Extracted records:

───

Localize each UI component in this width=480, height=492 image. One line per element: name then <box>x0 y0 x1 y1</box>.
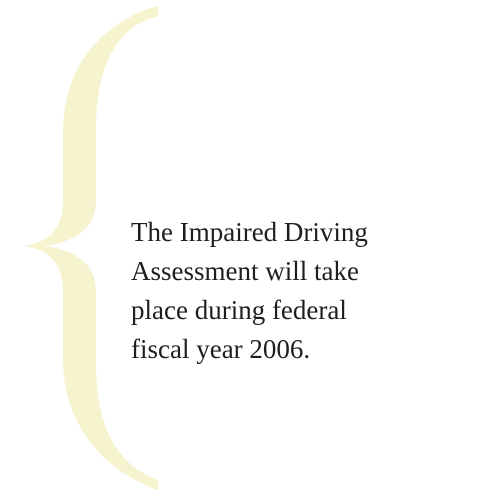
quote-text: The Impaired Driving Assessment will take… <box>131 217 368 364</box>
quote-line: Assessment will take <box>131 256 359 286</box>
quote-line: place during federal <box>131 295 347 325</box>
quote-line: fiscal year 2006. <box>131 334 310 364</box>
curly-brace <box>24 6 158 490</box>
quote-line: The Impaired Driving <box>131 217 368 247</box>
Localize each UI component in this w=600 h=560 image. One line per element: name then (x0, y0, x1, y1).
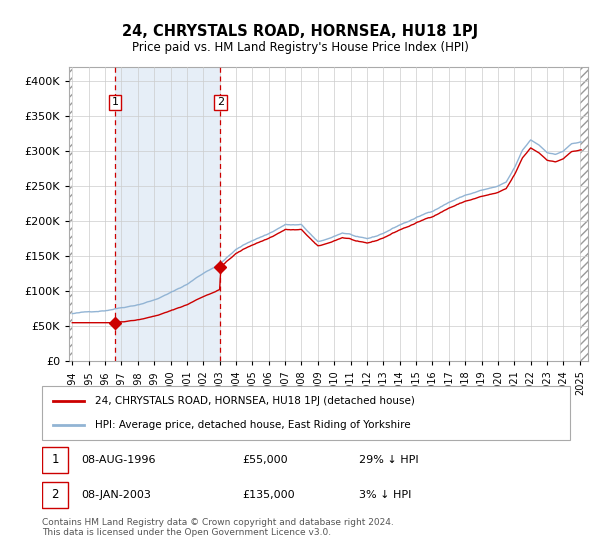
Text: 08-JAN-2003: 08-JAN-2003 (82, 490, 151, 500)
Text: 24, CHRYSTALS ROAD, HORNSEA, HU18 1PJ (detached house): 24, CHRYSTALS ROAD, HORNSEA, HU18 1PJ (d… (95, 396, 415, 406)
Text: £135,000: £135,000 (242, 490, 295, 500)
Text: 08-AUG-1996: 08-AUG-1996 (82, 455, 156, 465)
Text: Contains HM Land Registry data © Crown copyright and database right 2024.
This d: Contains HM Land Registry data © Crown c… (42, 518, 394, 538)
Text: 1: 1 (112, 97, 118, 108)
Text: Price paid vs. HM Land Registry's House Price Index (HPI): Price paid vs. HM Land Registry's House … (131, 41, 469, 54)
FancyBboxPatch shape (42, 447, 68, 473)
Bar (69, 67, 72, 361)
Bar (580, 67, 596, 361)
Text: £55,000: £55,000 (242, 455, 288, 465)
Text: 3% ↓ HPI: 3% ↓ HPI (359, 490, 411, 500)
Text: HPI: Average price, detached house, East Riding of Yorkshire: HPI: Average price, detached house, East… (95, 420, 410, 430)
Text: 2: 2 (217, 97, 224, 108)
Bar (115, 67, 220, 361)
FancyBboxPatch shape (42, 386, 570, 440)
FancyBboxPatch shape (42, 482, 68, 508)
Text: 24, CHRYSTALS ROAD, HORNSEA, HU18 1PJ: 24, CHRYSTALS ROAD, HORNSEA, HU18 1PJ (122, 24, 478, 39)
Text: 29% ↓ HPI: 29% ↓ HPI (359, 455, 418, 465)
Text: 1: 1 (52, 454, 59, 466)
Text: 2: 2 (52, 488, 59, 501)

───

**GIVEN EXERCISE**
Turn all of the material above into a numbered list with one line per entry, leaving out any blank lines. Keep the pictures out of your answer.

**EXERCISE SOLUTION**
1. Localize each UI component in this width=480, height=492 image. One line per element: name then <box>x0 y0 x1 y1</box>.
2. quote-text: The Impaired Driving Assessment will take… <box>131 217 368 364</box>
3. quote-line: Assessment will take <box>131 256 359 286</box>
4. quote-line: place during federal <box>131 295 347 325</box>
5. quote-line: fiscal year 2006. <box>131 334 310 364</box>
6. curly-brace <box>24 6 158 490</box>
7. quote-line: The Impaired Driving <box>131 217 368 247</box>
8. Localize each UI component in this w=600 h=560 image. One line per element: name then (x0, y0, x1, y1).
9. Text: 08-JAN-2003: 08-JAN-2003 (82, 490, 151, 500)
10. Text: 24, CHRYSTALS ROAD, HORNSEA, HU18 1PJ (detached house): 24, CHRYSTALS ROAD, HORNSEA, HU18 1PJ (d… (95, 396, 415, 406)
11. Text: £135,000: £135,000 (242, 490, 295, 500)
12. Text: 08-AUG-1996: 08-AUG-1996 (82, 455, 156, 465)
13. Text: Contains HM Land Registry data © Crown copyright and database right 2024.
14. This d: Contains HM Land Registry data © Crown c… (42, 518, 394, 538)
15. Text: 1: 1 (112, 97, 118, 108)
16. Text: Price paid vs. HM Land Registry's House Price Index (HPI): Price paid vs. HM Land Registry's House … (131, 41, 469, 54)
17. FancyBboxPatch shape (42, 447, 68, 473)
18. Bar (69, 67, 72, 361)
19. Bar (580, 67, 596, 361)
20. Text: £55,000: £55,000 (242, 455, 288, 465)
21. Text: 3% ↓ HPI: 3% ↓ HPI (359, 490, 411, 500)
22. Text: HPI: Average price, detached house, East Riding of Yorkshire: HPI: Average price, detached house, East… (95, 420, 410, 430)
23. Text: 2: 2 (217, 97, 224, 108)
24. Bar (115, 67, 220, 361)
25. FancyBboxPatch shape (42, 386, 570, 440)
26. FancyBboxPatch shape (42, 482, 68, 508)
27. Text: 24, CHRYSTALS ROAD, HORNSEA, HU18 1PJ: 24, CHRYSTALS ROAD, HORNSEA, HU18 1PJ (122, 24, 478, 39)
28. Text: 29% ↓ HPI: 29% ↓ HPI (359, 455, 418, 465)
29. Text: 1: 1 (52, 454, 59, 466)
30. Text: 2: 2 (52, 488, 59, 501)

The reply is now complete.